AIM:
Copy whichever lines contain the string "commodities".
Start of DATA SHOWN
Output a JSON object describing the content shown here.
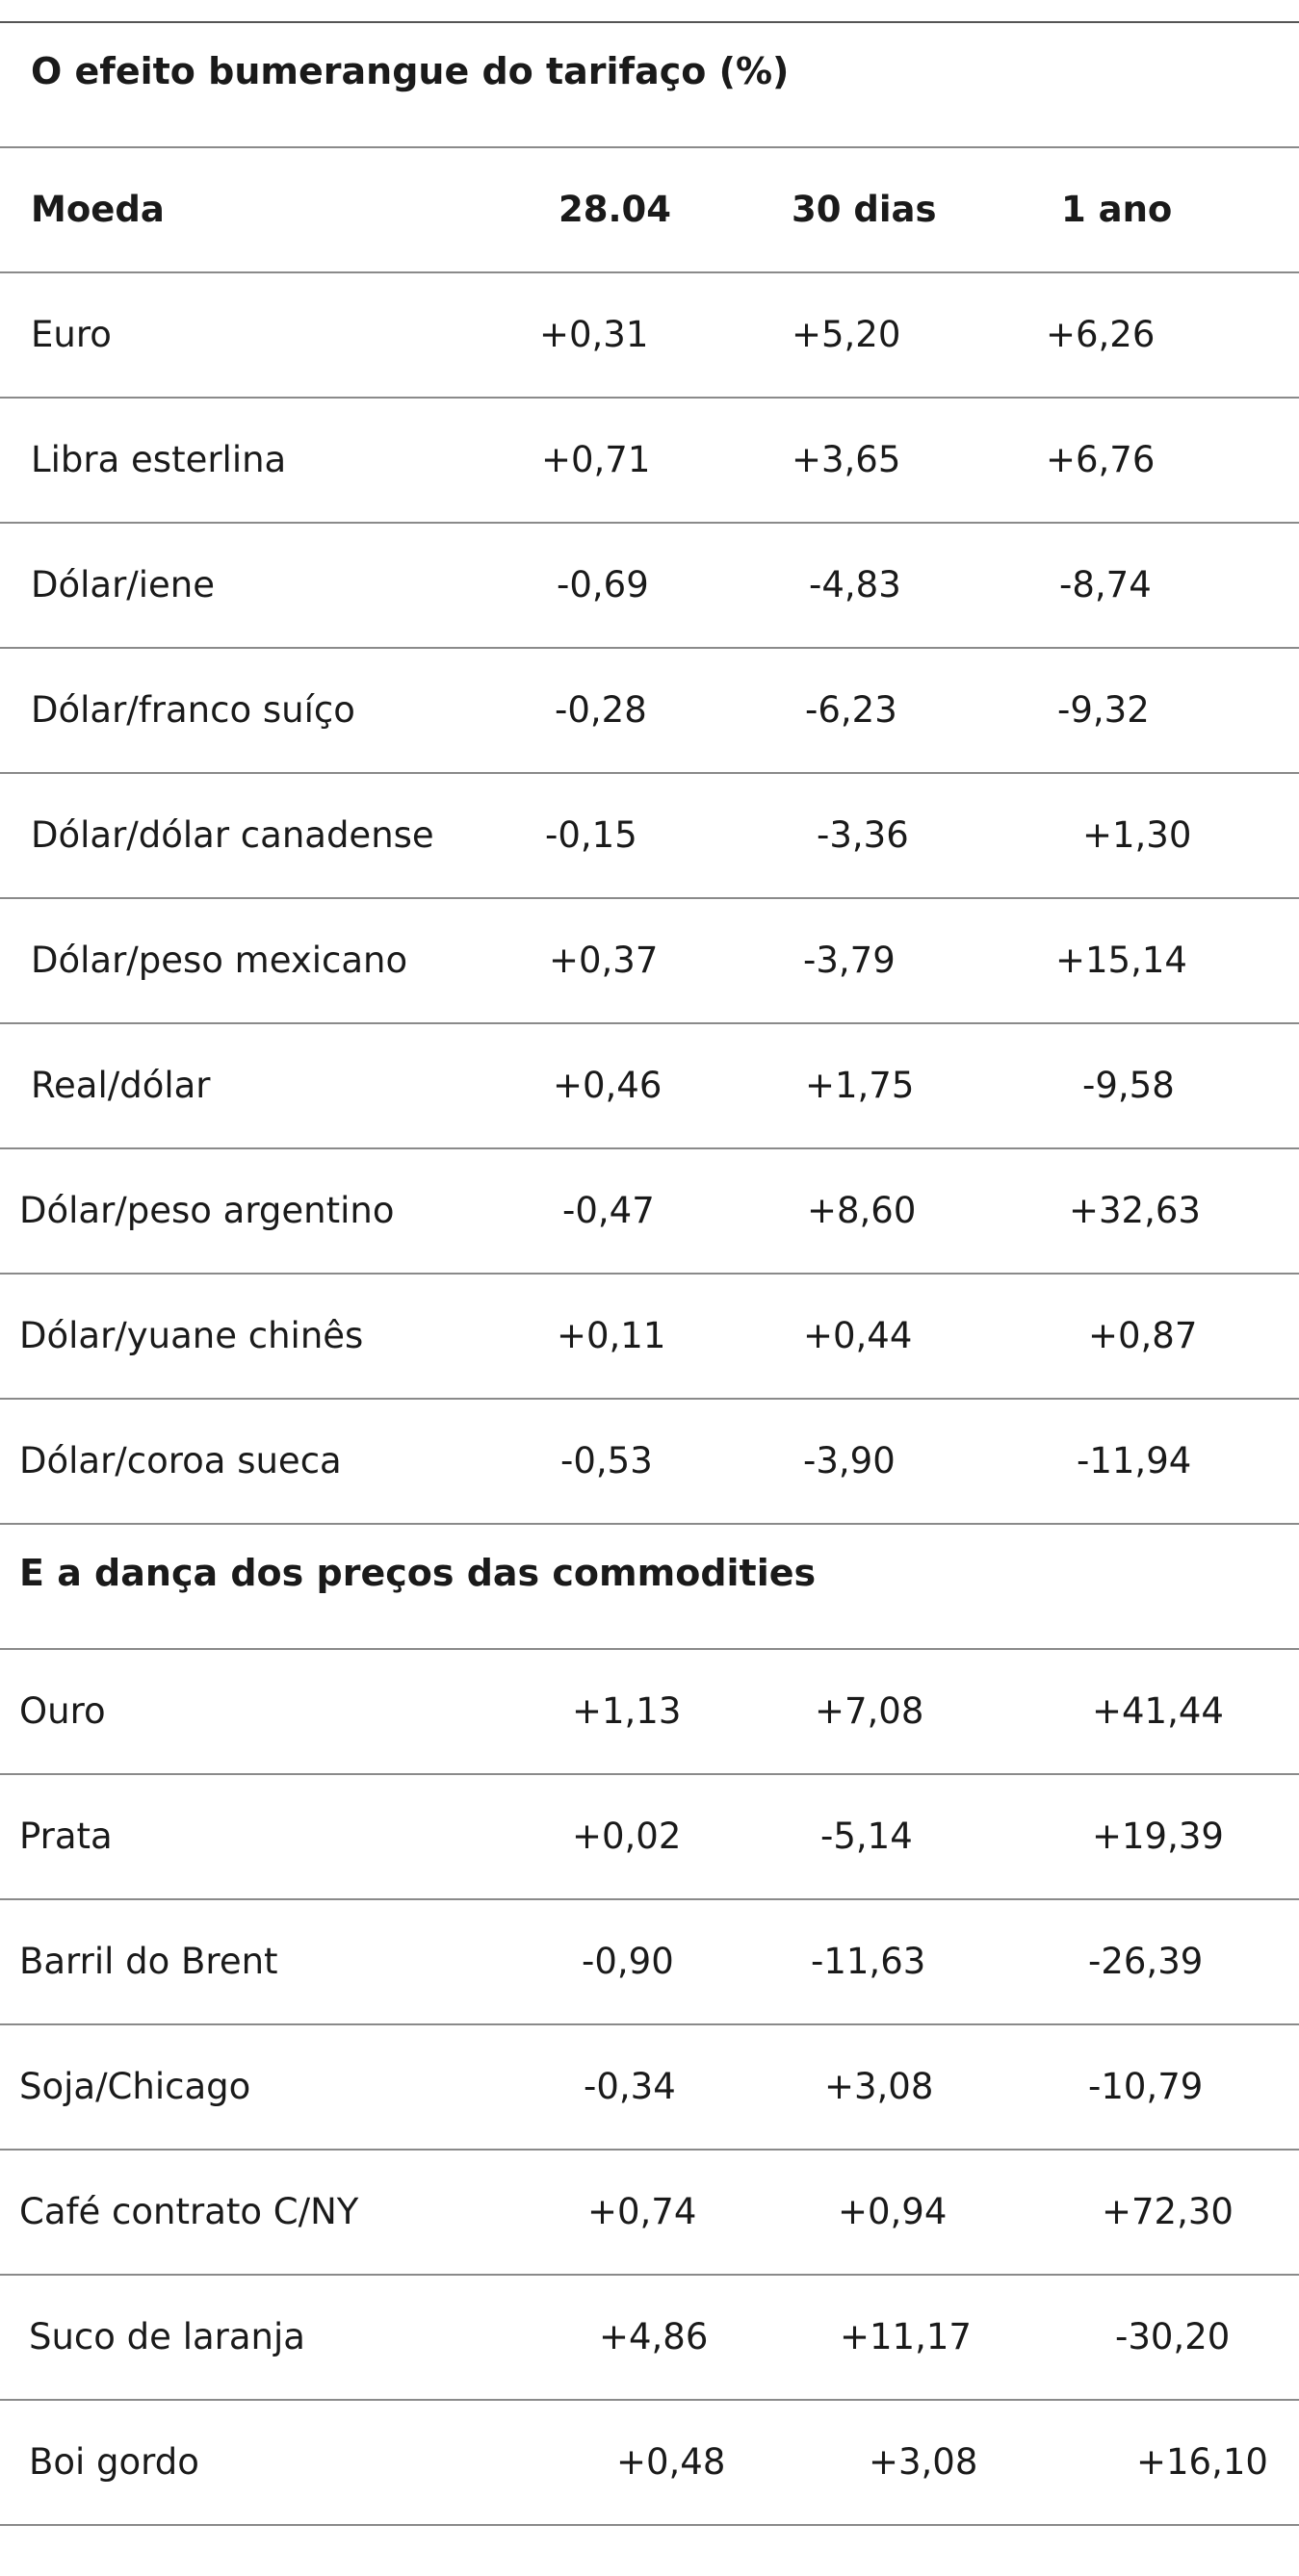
{
  "table": {
    "title": "O efeito bumerangue do tarifaço (%)",
    "headers": [
      "Moeda",
      "28.04",
      "30 dias",
      "1 ano"
    ],
    "currencies": [
      {
        "label": "Euro",
        "d": "+0,31",
        "m": "+5,20",
        "y": "+6,26"
      },
      {
        "label": "Libra esterlina",
        "d": "+0,71",
        "m": "+3,65",
        "y": "+6,76"
      },
      {
        "label": "Dólar/iene",
        "d": "-0,69",
        "m": "-4,83",
        "y": "-8,74"
      },
      {
        "label": "Dólar/franco suíço",
        "d": "-0,28",
        "m": "-6,23",
        "y": "-9,32"
      },
      {
        "label": "Dólar/dólar canadense",
        "d": "-0,15",
        "m": "-3,36",
        "y": "+1,30"
      },
      {
        "label": "Dólar/peso mexicano",
        "d": "+0,37",
        "m": "-3,79",
        "y": "+15,14"
      },
      {
        "label": "Real/dólar",
        "d": "+0,46",
        "m": "+1,75",
        "y": "-9,58"
      },
      {
        "label": "Dólar/peso argentino",
        "d": "-0,47",
        "m": "+8,60",
        "y": "+32,63"
      },
      {
        "label": "Dólar/yuane chinês",
        "d": "+0,11",
        "m": "+0,44",
        "y": "+0,87"
      },
      {
        "label": "Dólar/coroa sueca",
        "d": "-0,53",
        "m": "-3,90",
        "y": "-11,94"
      }
    ],
    "commodities_title": "E a dança dos preços das commodities",
    "commodities": [
      {
        "label": "Ouro",
        "d": "+1,13",
        "m": "+7,08",
        "y": "+41,44"
      },
      {
        "label": "Prata",
        "d": "+0,02",
        "m": "-5,14",
        "y": "+19,39"
      },
      {
        "label": "Barril do Brent",
        "d": "-0,90",
        "m": "-11,63",
        "y": "-26,39"
      },
      {
        "label": "Soja/Chicago",
        "d": "-0,34",
        "m": "+3,08",
        "y": "-10,79"
      },
      {
        "label": "Café contrato C/NY",
        "d": "+0,74",
        "m": "+0,94",
        "y": "+72,30"
      },
      {
        "label": "Suco de laranja",
        "d": "+4,86",
        "m": "+11,17",
        "y": "-30,20"
      },
      {
        "label": "Boi gordo",
        "d": "+0,48",
        "m": "+3,08",
        "y": "+16,10"
      }
    ]
  }
}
End of DATA SHOWN
SOLUTION TO THIS EXERCISE:
    "commodities_title": "E a dança dos preços das commodities",
    "commodities": [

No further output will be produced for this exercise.